> **What to work on**
Count the lines in the entries below that contain the string "Text", treating uppercase and lowercase as different, and give only the number.

▼▼▼

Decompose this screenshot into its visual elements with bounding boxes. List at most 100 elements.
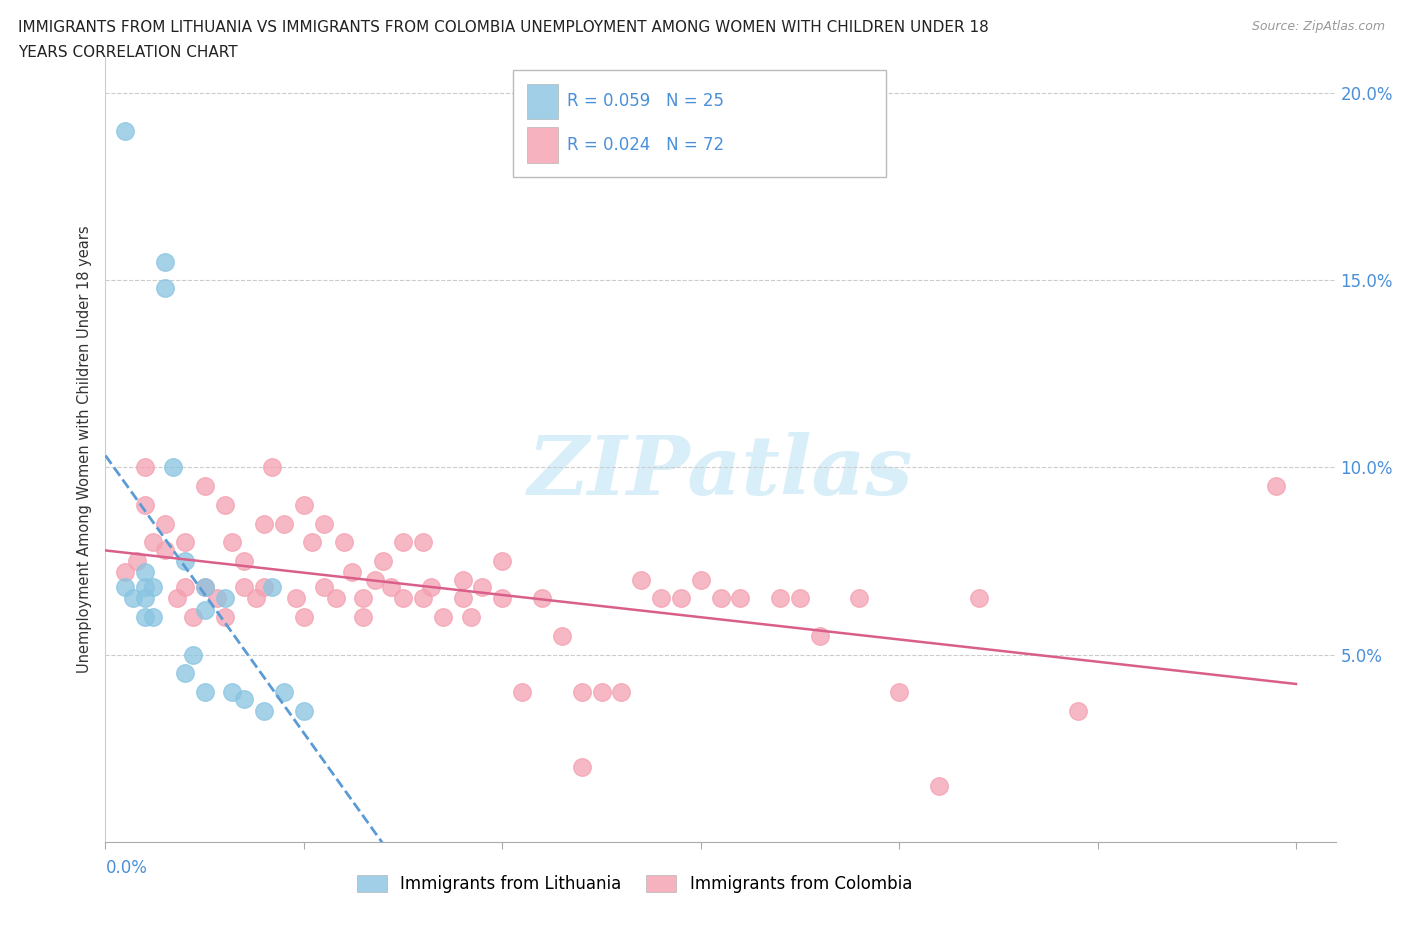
Point	[114, 565, 136, 579]
Point	[134, 610, 156, 625]
Text: R = 0.059   N = 25: R = 0.059 N = 25	[567, 92, 724, 111]
Y-axis label: Unemployment Among Women with Children Under 18 years: Unemployment Among Women with Children U…	[77, 225, 93, 672]
Point	[173, 553, 195, 568]
Point	[352, 591, 374, 605]
Point	[221, 535, 243, 550]
Point	[114, 123, 136, 138]
Point	[412, 591, 434, 605]
Point	[340, 565, 363, 579]
Text: YEARS CORRELATION CHART: YEARS CORRELATION CHART	[18, 45, 238, 60]
Point	[689, 572, 711, 587]
Point	[967, 591, 990, 605]
Point	[312, 579, 335, 594]
Text: 0.0%: 0.0%	[105, 859, 148, 877]
Point	[928, 778, 950, 793]
Point	[253, 516, 276, 531]
Point	[153, 254, 176, 269]
Point	[142, 610, 165, 625]
Point	[889, 684, 911, 699]
Point	[273, 684, 295, 699]
Point	[610, 684, 633, 699]
Point	[233, 692, 256, 707]
Point	[173, 666, 195, 681]
Point	[284, 591, 307, 605]
Point	[262, 579, 284, 594]
Point	[460, 610, 482, 625]
Point	[127, 553, 149, 568]
Point	[451, 591, 474, 605]
Point	[491, 591, 513, 605]
Point	[325, 591, 347, 605]
Point	[153, 516, 176, 531]
Point	[848, 591, 870, 605]
Point	[571, 684, 593, 699]
Point	[392, 591, 415, 605]
Text: IMMIGRANTS FROM LITHUANIA VS IMMIGRANTS FROM COLOMBIA UNEMPLOYMENT AMONG WOMEN W: IMMIGRANTS FROM LITHUANIA VS IMMIGRANTS …	[18, 20, 988, 35]
Point	[205, 591, 228, 605]
Point	[419, 579, 441, 594]
Point	[273, 516, 295, 531]
Point	[181, 647, 204, 662]
Point	[194, 603, 217, 618]
Point	[214, 591, 236, 605]
Point	[551, 629, 574, 644]
Point	[134, 579, 156, 594]
Point	[142, 579, 165, 594]
Point	[364, 572, 387, 587]
Point	[451, 572, 474, 587]
Point	[571, 760, 593, 775]
Point	[134, 460, 156, 475]
Point	[114, 579, 136, 594]
Point	[789, 591, 811, 605]
Point	[292, 703, 315, 718]
Point	[510, 684, 533, 699]
Point	[292, 610, 315, 625]
Point	[122, 591, 145, 605]
Point	[194, 684, 217, 699]
Point	[432, 610, 454, 625]
Point	[134, 498, 156, 512]
Point	[808, 629, 831, 644]
Point	[730, 591, 752, 605]
Point	[214, 498, 236, 512]
Point	[153, 542, 176, 557]
Point	[373, 553, 395, 568]
Point	[173, 535, 195, 550]
Point	[214, 610, 236, 625]
Point	[710, 591, 733, 605]
Point	[312, 516, 335, 531]
Point	[233, 553, 256, 568]
Legend: Immigrants from Lithuania, Immigrants from Colombia: Immigrants from Lithuania, Immigrants fr…	[350, 869, 918, 900]
Point	[380, 579, 402, 594]
Point	[153, 280, 176, 295]
Text: ZIPatlas: ZIPatlas	[527, 432, 914, 512]
Point	[134, 565, 156, 579]
Point	[530, 591, 553, 605]
Point	[392, 535, 415, 550]
Point	[166, 591, 188, 605]
Point	[650, 591, 672, 605]
Text: Source: ZipAtlas.com: Source: ZipAtlas.com	[1251, 20, 1385, 33]
Point	[233, 579, 256, 594]
Point	[194, 579, 217, 594]
Point	[245, 591, 267, 605]
Point	[253, 579, 276, 594]
Point	[491, 553, 513, 568]
Point	[591, 684, 613, 699]
Point	[292, 498, 315, 512]
Point	[262, 460, 284, 475]
Point	[162, 460, 184, 475]
Point	[194, 579, 217, 594]
Point	[181, 610, 204, 625]
Point	[1265, 479, 1288, 494]
Point	[134, 591, 156, 605]
Point	[352, 610, 374, 625]
Point	[142, 535, 165, 550]
Point	[332, 535, 354, 550]
Point	[221, 684, 243, 699]
Point	[669, 591, 692, 605]
Point	[769, 591, 792, 605]
Point	[471, 579, 494, 594]
Point	[194, 479, 217, 494]
Point	[253, 703, 276, 718]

▲▲▲

> **Right answer**
6